> Exercise task:
Quote the records below in full, exactly as given, with the images taken out.

>> Start

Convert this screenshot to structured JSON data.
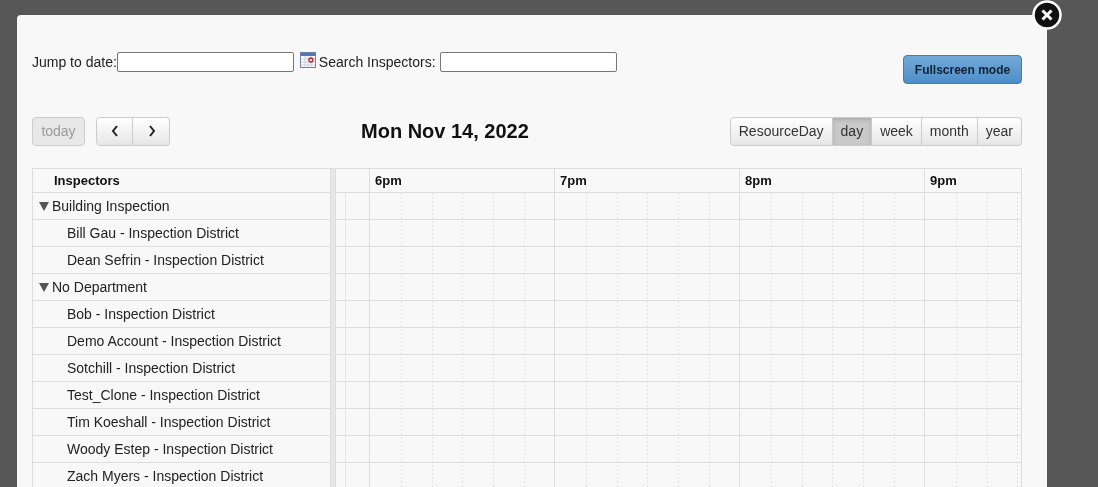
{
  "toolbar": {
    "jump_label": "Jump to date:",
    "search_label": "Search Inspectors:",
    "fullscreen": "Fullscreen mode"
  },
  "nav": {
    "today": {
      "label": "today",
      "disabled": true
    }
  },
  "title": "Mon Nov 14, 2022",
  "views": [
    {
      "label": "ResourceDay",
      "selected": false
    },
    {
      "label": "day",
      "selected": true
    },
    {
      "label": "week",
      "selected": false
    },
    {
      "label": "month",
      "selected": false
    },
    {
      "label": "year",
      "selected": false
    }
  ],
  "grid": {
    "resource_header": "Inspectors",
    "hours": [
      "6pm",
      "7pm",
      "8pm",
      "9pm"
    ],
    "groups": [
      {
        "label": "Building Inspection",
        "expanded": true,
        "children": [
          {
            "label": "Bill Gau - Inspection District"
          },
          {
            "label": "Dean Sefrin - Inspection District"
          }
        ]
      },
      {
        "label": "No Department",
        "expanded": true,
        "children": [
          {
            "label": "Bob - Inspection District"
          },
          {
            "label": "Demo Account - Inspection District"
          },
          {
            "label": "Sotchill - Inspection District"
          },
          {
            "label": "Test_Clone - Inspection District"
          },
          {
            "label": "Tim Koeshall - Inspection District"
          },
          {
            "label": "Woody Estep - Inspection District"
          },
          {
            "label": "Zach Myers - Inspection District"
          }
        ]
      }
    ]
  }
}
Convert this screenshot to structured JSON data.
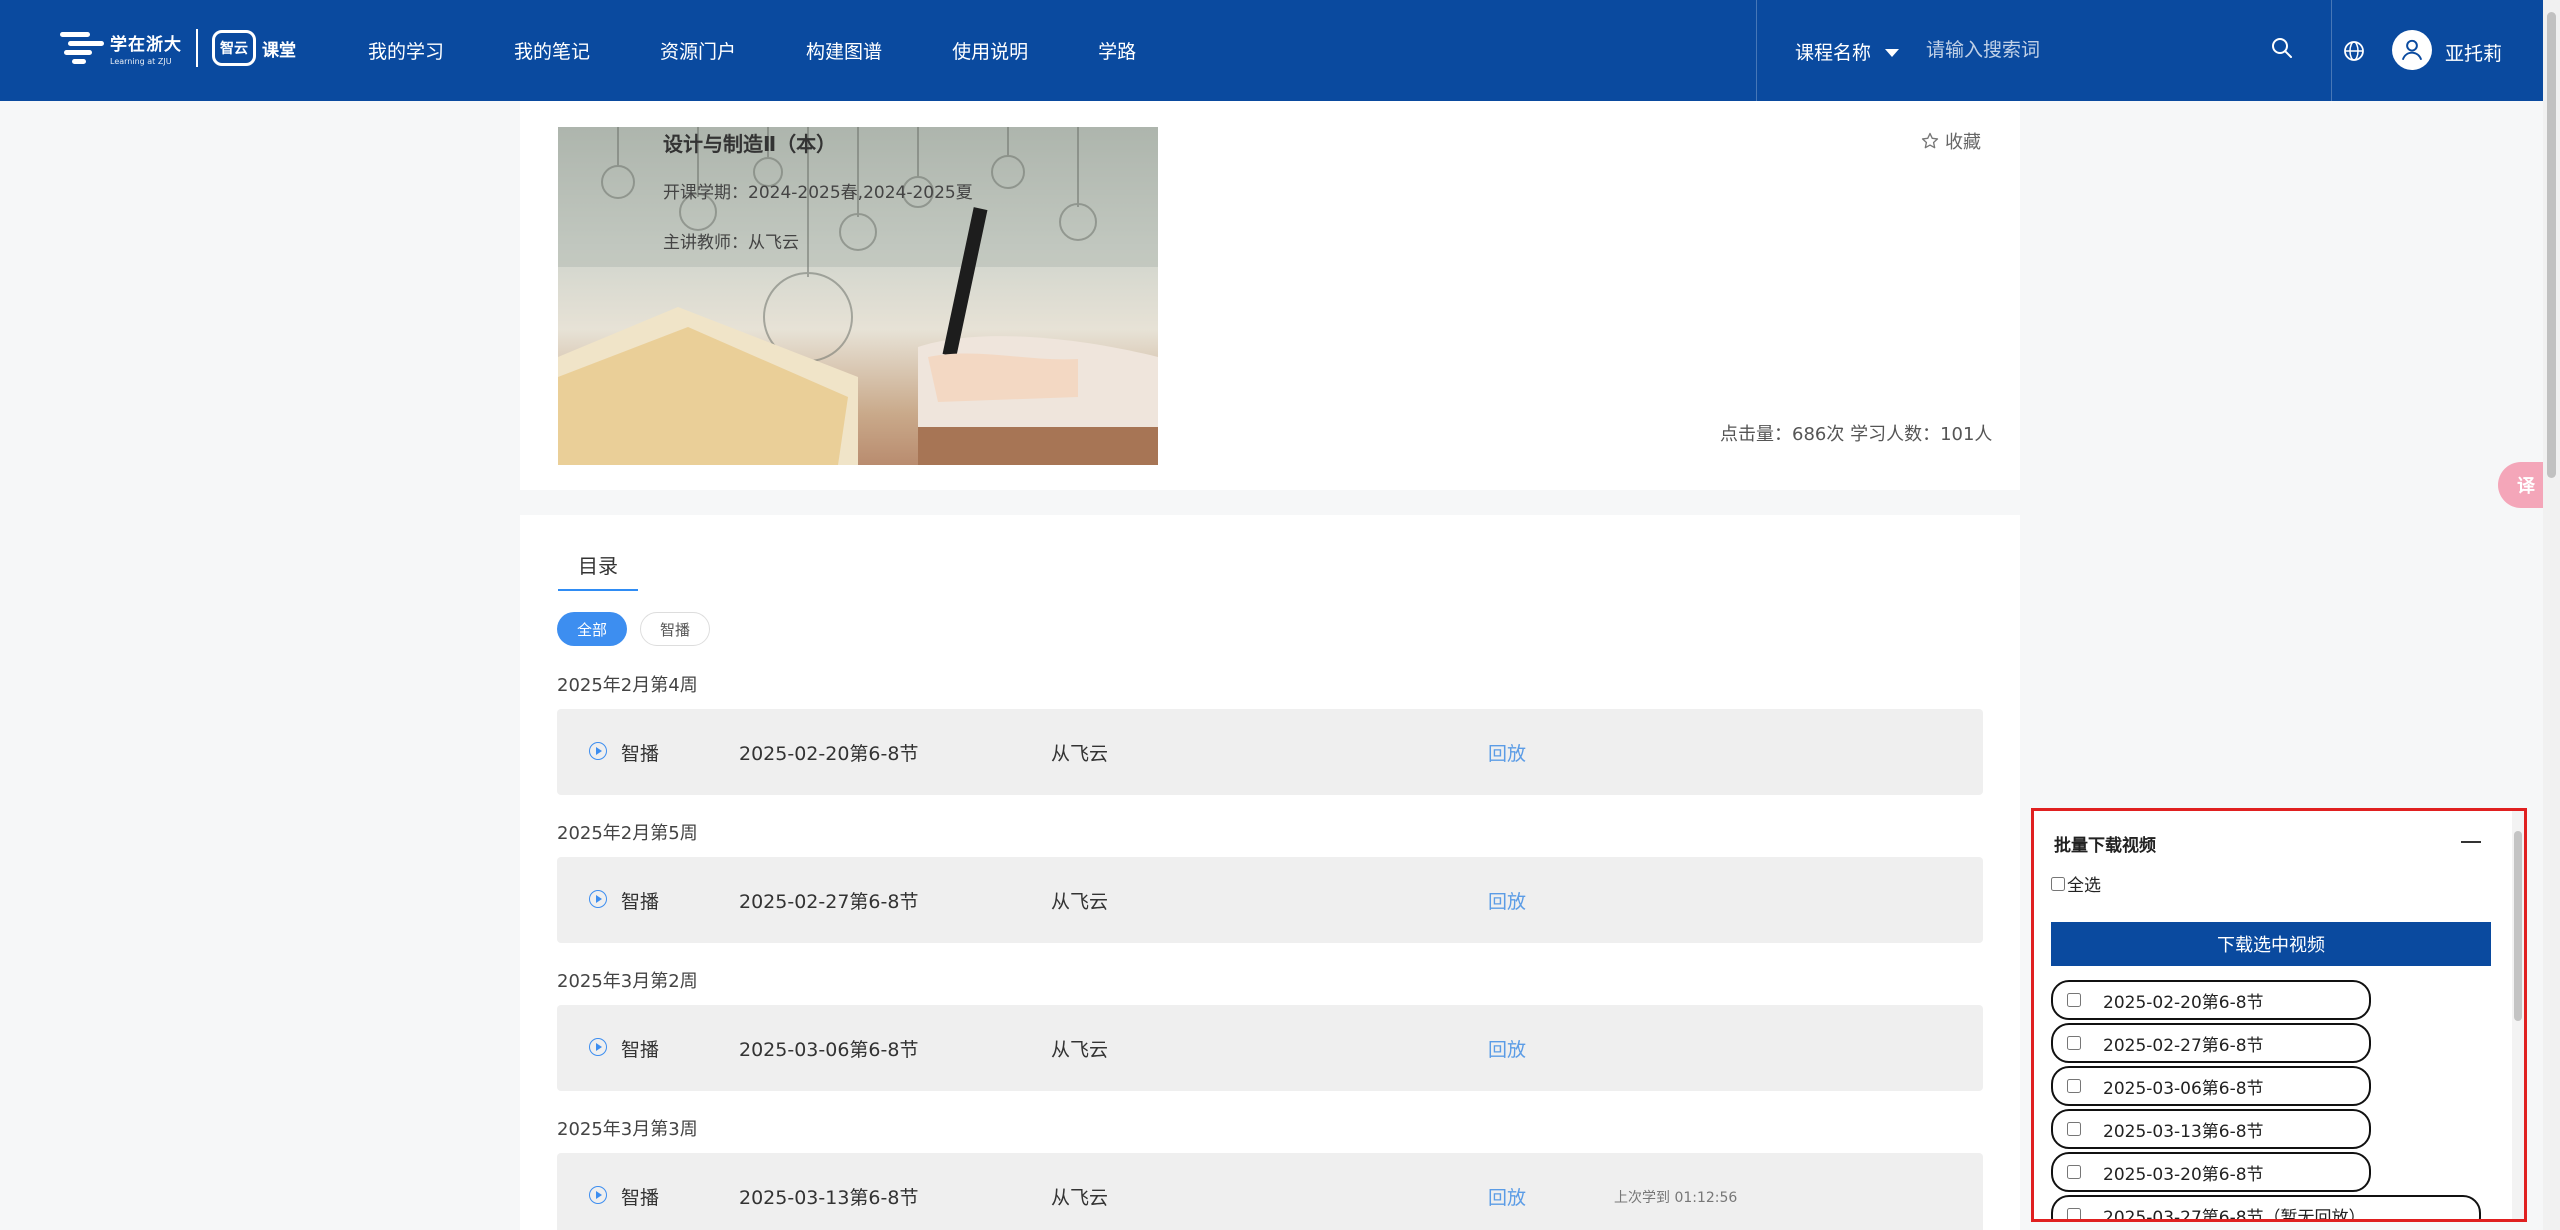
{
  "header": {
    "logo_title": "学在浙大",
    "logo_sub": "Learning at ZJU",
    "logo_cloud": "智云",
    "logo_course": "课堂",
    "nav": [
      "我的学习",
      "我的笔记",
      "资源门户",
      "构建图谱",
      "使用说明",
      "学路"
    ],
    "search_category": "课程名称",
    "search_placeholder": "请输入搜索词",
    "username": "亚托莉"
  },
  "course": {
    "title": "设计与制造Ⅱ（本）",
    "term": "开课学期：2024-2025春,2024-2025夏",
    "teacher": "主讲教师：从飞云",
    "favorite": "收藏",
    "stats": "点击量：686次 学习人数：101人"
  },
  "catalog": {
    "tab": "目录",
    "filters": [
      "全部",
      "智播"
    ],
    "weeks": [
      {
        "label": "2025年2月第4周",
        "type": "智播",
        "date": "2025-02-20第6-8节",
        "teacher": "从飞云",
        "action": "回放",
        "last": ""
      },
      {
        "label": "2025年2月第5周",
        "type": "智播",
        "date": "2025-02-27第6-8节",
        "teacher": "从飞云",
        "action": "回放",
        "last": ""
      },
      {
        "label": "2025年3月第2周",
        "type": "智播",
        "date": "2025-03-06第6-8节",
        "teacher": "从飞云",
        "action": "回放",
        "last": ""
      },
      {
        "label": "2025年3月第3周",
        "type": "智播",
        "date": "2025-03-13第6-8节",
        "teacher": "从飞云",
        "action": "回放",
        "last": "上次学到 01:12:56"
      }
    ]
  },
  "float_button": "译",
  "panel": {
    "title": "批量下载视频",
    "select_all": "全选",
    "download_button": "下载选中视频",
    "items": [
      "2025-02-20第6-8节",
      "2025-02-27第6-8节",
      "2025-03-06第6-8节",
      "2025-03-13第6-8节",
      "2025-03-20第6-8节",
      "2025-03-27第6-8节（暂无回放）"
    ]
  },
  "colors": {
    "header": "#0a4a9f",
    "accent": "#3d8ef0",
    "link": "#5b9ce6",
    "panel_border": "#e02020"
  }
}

>> End

> Correct result:
Convert this screenshot to structured JSON data.
{
  "toolbar": {
    "jump_label": "Jump to date:",
    "search_label": "Search Inspectors:",
    "fullscreen": "Fullscreen mode"
  },
  "nav": {
    "today": {
      "label": "today",
      "disabled": true
    }
  },
  "title": "Mon Nov 14, 2022",
  "views": [
    {
      "label": "ResourceDay",
      "selected": false
    },
    {
      "label": "day",
      "selected": true
    },
    {
      "label": "week",
      "selected": false
    },
    {
      "label": "month",
      "selected": false
    },
    {
      "label": "year",
      "selected": false
    }
  ],
  "grid": {
    "resource_header": "Inspectors",
    "hours": [
      "6pm",
      "7pm",
      "8pm",
      "9pm"
    ],
    "groups": [
      {
        "label": "Building Inspection",
        "expanded": true,
        "children": [
          {
            "label": "Bill Gau - Inspection District"
          },
          {
            "label": "Dean Sefrin - Inspection District"
          }
        ]
      },
      {
        "label": "No Department",
        "expanded": true,
        "children": [
          {
            "label": "Bob - Inspection District"
          },
          {
            "label": "Demo Account - Inspection District"
          },
          {
            "label": "Sotchill - Inspection District"
          },
          {
            "label": "Test_Clone - Inspection District"
          },
          {
            "label": "Tim Koeshall - Inspection District"
          },
          {
            "label": "Woody Estep - Inspection District"
          },
          {
            "label": "Zach Myers - Inspection District"
          }
        ]
      }
    ]
  }
}
Convert this screenshot to structured JSON data.
{
  "header": {
    "logo_title": "学在浙大",
    "logo_sub": "Learning at ZJU",
    "logo_cloud": "智云",
    "logo_course": "课堂",
    "nav": [
      "我的学习",
      "我的笔记",
      "资源门户",
      "构建图谱",
      "使用说明",
      "学路"
    ],
    "search_category": "课程名称",
    "search_placeholder": "请输入搜索词",
    "username": "亚托莉"
  },
  "course": {
    "title": "设计与制造Ⅱ（本）",
    "term": "开课学期：2024-2025春,2024-2025夏",
    "teacher": "主讲教师：从飞云",
    "favorite": "收藏",
    "stats": "点击量：686次 学习人数：101人"
  },
  "catalog": {
    "tab": "目录",
    "filters": [
      "全部",
      "智播"
    ],
    "weeks": [
      {
        "label": "2025年2月第4周",
        "type": "智播",
        "date": "2025-02-20第6-8节",
        "teacher": "从飞云",
        "action": "回放",
        "last": ""
      },
      {
        "label": "2025年2月第5周",
        "type": "智播",
        "date": "2025-02-27第6-8节",
        "teacher": "从飞云",
        "action": "回放",
        "last": ""
      },
      {
        "label": "2025年3月第2周",
        "type": "智播",
        "date": "2025-03-06第6-8节",
        "teacher": "从飞云",
        "action": "回放",
        "last": ""
      },
      {
        "label": "2025年3月第3周",
        "type": "智播",
        "date": "2025-03-13第6-8节",
        "teacher": "从飞云",
        "action": "回放",
        "last": "上次学到 01:12:56"
      }
    ]
  },
  "float_button": "译",
  "panel": {
    "title": "批量下载视频",
    "select_all": "全选",
    "download_button": "下载选中视频",
    "items": [
      "2025-02-20第6-8节",
      "2025-02-27第6-8节",
      "2025-03-06第6-8节",
      "2025-03-13第6-8节",
      "2025-03-20第6-8节",
      "2025-03-27第6-8节（暂无回放）"
    ]
  },
  "colors": {
    "header": "#0a4a9f",
    "accent": "#3d8ef0",
    "link": "#5b9ce6",
    "panel_border": "#e02020"
  }
}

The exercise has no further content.